But with the Hazare group holding centrestage and the media hoping to cash in on middle-class sentiments, there has been little room for other voices.

It also didn't go down well that members of the Hazare group berated Parliament and used intemperate language against the government and its ministers. It made many people feel that democracy itself was being dented by such an agitation. After all, the bill would have to be passed by elected representatives in Parliament. The support of the political class was important, particularly in the states.

As expected, an efficient and honest chief minister, Nitish Kumar in Bihar, refused to be part of rushing through a law. Mayawati in Uttar Pradesh told the campaigners to get elected first and then implement their ideas. Sheila Dikshit in Delhi said there was no need for a Lokpal. It would be better to strengthen existing institutions.
 

CONSTITUENCY MATTERS

Part of the problem seemed to be the Hazare group's lack of a well-defined and demanding constituency. Corruption affects everyone. But the Hazare group's support has been from the middle-class, film stars and so on - people who make whimsical choices and have little staying power. There was also support from godmen, the RSS and BJP front organisations. However, none of these elements made up a committed constituency. They either had instructions to be present or were there to enjoy the tamasha.

Ashok Chaudhury of the National Forum of Forest People and Forest Workers (NFFPFW) says the manner in which activists negotiate is determined by the constituency they represent. Activists working with marginalised groups don't have the luxury of returning to their constituency empty handed. The people they represent, who don't have access to health, education, food, jobs or even basic dignity place their faith in them, expect them to at least bring them some relief from Delhi. For them it's a question of survival.

"When we meet the government it is to achieve results because our constituency wants us to come back with something. Hazare and his followers have no real constituency except a vacillating middle-class and upper middle-class. They don't have to show results," says Chaudhury.

Chaudhury, who worked hard to get the historic Scheduled Tribes and Other Forest Workers (Right to Forests) Act, 2006, passed, says negotiations require give and take. There is a need to sit and talk. It is not about confrontation. "When we go to Jantar Mantar in Delhi it is come to an understanding and not to confront and belittle the government," he says. "When you call everyone, including the Prime Minister corrupt, what space have you left for negotiations."

The NFFPFW made innumerable presentations to Parliamentarians, lobbied with every political party big and small and did whatever it took to convince them about their draft law which would give land and community forest rights to tribals and forest people. It was not easy. There were powerful interests, like the wildlife lobby and the forest department bureaucracy, working against them.

Ravi Chopra of the People's Science Institute says: "Consultations should take place at the widest feasible level. No one likes to take to the streets. But governments are sometimes so obdurate and unwilling to listen that one is forced to do so. However, convincing people is the critical test."

- [INSTRUCTIONS TO FOLLOW] Write a continuation of the article on the Hazare group and the Lokpal bill, picking up after Ravi Chopra's remark that convincing people is the critical test.

- [RECORDED INFORMATION]
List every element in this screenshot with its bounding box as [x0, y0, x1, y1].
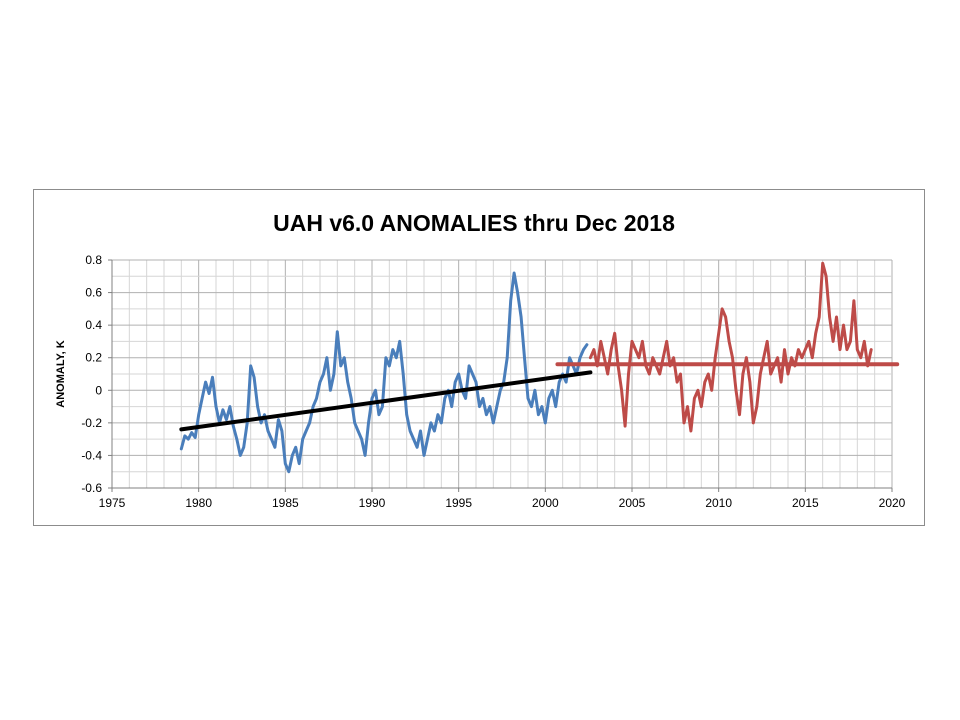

- [REPLY]
Chopra played an important role in the campaign that led to the dismantling of dams on the Ganga. Elderly Dr G.D. Agarwal, a venerable environmental scientist, had to go on a hungerstrike during that campaign to make the government take note of the damage the dams would do.

But the hungerstrike would have been of little use if serious efforts hadn't been made to engage with the government and place scientific evidence against the dams before it. Solid research plays an important part in convincing the government.

The central law on right to information (RTI) came out of a long process. Activists examined the working of RTI in the states, collected evidence from the grassroots. The National Rural Employment Guarantee Act (NREGA) went through a similar exercise.

Nikhil Dey of the Mazdoor Kisan Shakti Sangathan (MKSS) says: "Nothing is open and shut. You can't cut back on the consultation process. Laws like the ones on right to information and rural employment were passed with a lot of give and take. As activists we didn't always have our way."

Kavita Srivastava, general secretary of the People's Union for Civil Liberties and a right to food activist says: "What the media finds sexy gets projected. Anna Hazare's fast gets coverage but there have been so many fasts which have been ignored. In 2007 when 200,000 people gathered in Jagdalpur to protest against Salwa Judum, there was no one to cover them."

"The agitation against corruption has caught the mood of the country, but its leaders have not succeeded in going beyond that. Corruption has to be dealt with at various levels. There can't be any single solution to it like having a Lokpal. Nor can there be only one point of view. The fight against corruption has to be seen in the larger context of globalisation and privatisation."

Like Chaudhury, she believes the constituency makes a difference: "For the poor, corruption is a right to life issue. But for the middle-class it is not. It is important to have the support of the middle-class on an issue. I work with the middle-class. But the middle-class has to also realise that complex issues don't have simplistic solutions. There is a lot of corruption within the middle-class."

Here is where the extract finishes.